(GOAL)
Search the material for the string "Francesco" and copy each line where it occurs.

[Data records]
* START *
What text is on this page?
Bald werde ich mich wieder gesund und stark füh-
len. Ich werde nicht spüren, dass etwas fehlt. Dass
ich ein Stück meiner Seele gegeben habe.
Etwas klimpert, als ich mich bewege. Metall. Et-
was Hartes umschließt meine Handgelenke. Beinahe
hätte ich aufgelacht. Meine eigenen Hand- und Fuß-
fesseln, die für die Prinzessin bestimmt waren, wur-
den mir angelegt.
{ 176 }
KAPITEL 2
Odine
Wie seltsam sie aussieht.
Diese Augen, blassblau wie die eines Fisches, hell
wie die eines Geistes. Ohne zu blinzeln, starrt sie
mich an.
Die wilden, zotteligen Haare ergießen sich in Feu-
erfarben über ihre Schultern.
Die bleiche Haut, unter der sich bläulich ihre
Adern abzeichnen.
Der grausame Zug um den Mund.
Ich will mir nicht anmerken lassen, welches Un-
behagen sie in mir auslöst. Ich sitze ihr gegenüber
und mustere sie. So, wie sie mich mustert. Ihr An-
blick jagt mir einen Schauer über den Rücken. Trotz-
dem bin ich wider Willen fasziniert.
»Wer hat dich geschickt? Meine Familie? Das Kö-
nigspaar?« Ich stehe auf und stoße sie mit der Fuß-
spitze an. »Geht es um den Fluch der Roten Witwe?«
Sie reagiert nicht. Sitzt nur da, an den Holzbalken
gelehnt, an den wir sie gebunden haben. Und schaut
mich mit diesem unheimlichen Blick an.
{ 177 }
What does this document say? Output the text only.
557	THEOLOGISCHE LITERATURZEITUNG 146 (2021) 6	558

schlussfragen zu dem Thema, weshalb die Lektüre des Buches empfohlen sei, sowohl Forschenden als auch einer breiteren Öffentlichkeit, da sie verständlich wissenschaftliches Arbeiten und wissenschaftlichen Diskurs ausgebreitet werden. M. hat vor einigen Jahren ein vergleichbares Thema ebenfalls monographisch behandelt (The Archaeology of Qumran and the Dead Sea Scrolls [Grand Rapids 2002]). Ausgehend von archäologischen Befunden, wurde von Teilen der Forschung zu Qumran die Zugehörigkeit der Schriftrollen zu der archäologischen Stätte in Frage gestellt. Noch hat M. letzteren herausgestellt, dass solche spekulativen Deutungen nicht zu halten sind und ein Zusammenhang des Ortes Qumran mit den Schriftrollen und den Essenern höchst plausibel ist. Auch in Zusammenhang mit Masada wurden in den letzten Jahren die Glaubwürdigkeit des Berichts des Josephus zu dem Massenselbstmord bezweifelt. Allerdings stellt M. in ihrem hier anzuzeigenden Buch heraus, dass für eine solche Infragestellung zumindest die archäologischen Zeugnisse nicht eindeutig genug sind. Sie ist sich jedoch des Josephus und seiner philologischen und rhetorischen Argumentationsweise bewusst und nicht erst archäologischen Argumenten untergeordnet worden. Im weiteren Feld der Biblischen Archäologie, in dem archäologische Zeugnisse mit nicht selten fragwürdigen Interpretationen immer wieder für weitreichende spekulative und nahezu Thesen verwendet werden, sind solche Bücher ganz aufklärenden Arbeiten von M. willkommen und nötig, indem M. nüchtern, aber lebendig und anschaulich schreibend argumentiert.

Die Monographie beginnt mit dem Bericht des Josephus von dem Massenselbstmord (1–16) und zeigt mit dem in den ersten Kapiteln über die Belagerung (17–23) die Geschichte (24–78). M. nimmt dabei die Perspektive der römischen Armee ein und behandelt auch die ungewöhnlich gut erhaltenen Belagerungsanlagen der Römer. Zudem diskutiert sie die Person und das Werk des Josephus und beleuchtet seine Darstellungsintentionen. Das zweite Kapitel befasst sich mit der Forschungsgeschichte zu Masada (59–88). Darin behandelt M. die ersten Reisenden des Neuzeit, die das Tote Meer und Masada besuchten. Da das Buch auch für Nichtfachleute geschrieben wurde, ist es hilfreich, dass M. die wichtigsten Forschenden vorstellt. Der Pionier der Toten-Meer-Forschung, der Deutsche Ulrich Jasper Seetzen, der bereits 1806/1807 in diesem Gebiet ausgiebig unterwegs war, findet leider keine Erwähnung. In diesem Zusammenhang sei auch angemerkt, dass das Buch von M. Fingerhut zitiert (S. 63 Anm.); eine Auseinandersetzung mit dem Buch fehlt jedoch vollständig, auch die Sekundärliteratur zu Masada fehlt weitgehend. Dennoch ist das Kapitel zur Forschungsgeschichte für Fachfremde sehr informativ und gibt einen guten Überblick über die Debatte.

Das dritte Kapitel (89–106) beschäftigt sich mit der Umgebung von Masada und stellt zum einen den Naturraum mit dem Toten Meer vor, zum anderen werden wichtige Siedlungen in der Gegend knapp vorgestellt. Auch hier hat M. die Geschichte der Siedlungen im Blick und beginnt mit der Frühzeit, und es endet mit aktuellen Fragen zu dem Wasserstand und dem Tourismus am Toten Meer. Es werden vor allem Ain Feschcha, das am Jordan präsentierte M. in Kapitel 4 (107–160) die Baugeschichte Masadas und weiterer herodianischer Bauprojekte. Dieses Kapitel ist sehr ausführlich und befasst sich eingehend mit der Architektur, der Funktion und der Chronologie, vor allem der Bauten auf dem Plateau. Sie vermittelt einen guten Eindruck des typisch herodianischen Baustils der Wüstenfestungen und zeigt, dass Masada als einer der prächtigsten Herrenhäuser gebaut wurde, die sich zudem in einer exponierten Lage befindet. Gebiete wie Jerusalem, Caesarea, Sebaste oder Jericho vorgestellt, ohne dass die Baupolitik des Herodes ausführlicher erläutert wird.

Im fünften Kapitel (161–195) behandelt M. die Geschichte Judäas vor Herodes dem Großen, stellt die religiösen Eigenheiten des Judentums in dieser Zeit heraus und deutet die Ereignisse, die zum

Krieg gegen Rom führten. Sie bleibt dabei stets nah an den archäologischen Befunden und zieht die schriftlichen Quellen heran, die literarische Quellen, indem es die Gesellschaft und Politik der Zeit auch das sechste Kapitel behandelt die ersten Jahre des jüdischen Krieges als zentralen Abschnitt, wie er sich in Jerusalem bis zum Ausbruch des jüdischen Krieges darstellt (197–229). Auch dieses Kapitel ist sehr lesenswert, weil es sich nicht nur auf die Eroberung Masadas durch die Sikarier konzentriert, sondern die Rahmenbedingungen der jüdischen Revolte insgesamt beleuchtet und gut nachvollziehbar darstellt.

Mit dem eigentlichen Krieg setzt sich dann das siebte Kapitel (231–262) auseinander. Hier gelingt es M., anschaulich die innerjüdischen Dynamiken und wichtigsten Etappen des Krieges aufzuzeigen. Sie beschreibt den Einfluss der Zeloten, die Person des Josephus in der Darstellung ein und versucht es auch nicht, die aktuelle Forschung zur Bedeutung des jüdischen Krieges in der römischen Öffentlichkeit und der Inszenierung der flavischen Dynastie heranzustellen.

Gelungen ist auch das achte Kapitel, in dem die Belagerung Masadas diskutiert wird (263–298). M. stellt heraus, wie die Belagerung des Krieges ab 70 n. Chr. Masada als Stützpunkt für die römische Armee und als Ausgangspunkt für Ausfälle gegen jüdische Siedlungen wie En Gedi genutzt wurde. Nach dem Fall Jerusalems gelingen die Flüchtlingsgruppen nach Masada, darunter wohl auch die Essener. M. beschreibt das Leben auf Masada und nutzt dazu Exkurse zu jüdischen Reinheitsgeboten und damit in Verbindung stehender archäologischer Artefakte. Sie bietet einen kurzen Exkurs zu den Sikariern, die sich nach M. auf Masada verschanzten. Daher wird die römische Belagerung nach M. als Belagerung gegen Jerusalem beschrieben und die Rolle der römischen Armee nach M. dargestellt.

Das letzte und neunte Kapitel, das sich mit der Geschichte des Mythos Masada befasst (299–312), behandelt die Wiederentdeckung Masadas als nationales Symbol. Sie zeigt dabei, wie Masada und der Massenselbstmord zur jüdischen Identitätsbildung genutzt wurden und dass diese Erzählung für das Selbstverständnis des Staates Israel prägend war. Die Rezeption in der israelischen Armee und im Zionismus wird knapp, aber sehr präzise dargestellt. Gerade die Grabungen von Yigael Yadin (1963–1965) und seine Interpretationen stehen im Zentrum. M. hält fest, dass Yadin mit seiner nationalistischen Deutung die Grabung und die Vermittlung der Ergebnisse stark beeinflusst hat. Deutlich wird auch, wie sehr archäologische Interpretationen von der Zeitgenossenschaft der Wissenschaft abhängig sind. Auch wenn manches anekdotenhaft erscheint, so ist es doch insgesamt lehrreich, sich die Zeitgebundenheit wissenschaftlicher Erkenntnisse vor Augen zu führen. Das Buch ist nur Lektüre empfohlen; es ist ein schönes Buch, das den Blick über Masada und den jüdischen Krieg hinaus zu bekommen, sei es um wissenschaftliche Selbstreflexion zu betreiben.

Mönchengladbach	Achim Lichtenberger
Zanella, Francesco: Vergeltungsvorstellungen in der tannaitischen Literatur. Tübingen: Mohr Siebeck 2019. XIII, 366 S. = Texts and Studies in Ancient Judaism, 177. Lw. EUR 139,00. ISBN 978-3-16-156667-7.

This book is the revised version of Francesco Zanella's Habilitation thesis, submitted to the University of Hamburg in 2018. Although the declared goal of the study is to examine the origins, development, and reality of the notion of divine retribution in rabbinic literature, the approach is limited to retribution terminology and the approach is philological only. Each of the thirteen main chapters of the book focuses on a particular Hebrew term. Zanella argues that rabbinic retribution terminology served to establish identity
* END *
(ANSWER BELOW)
Zanella, Francesco: Vergeltungsvorstellungen in der tannaitischen Literatur. Tübingen: Mohr Siebeck 2019. XIII, 366 S. = Texts and Studies in Ancient Judaism, 177. Lw. EUR 139,00. ISBN 978-3-16-156667-7.
This book is the revised version of Francesco Zanella's Habilitation thesis, submitted to the University of Hamburg in 2018. Although the declared goal of the study is to examine the origins, development, and reality of the notion of divine retribution in rabbinic literature, the approach is limited to retribution terminology and the approach is philological only. Each of the thirteen main chapters of the book focuses on a particular Hebrew term. Zanella argues that rabbinic retribution terminology served to establish identity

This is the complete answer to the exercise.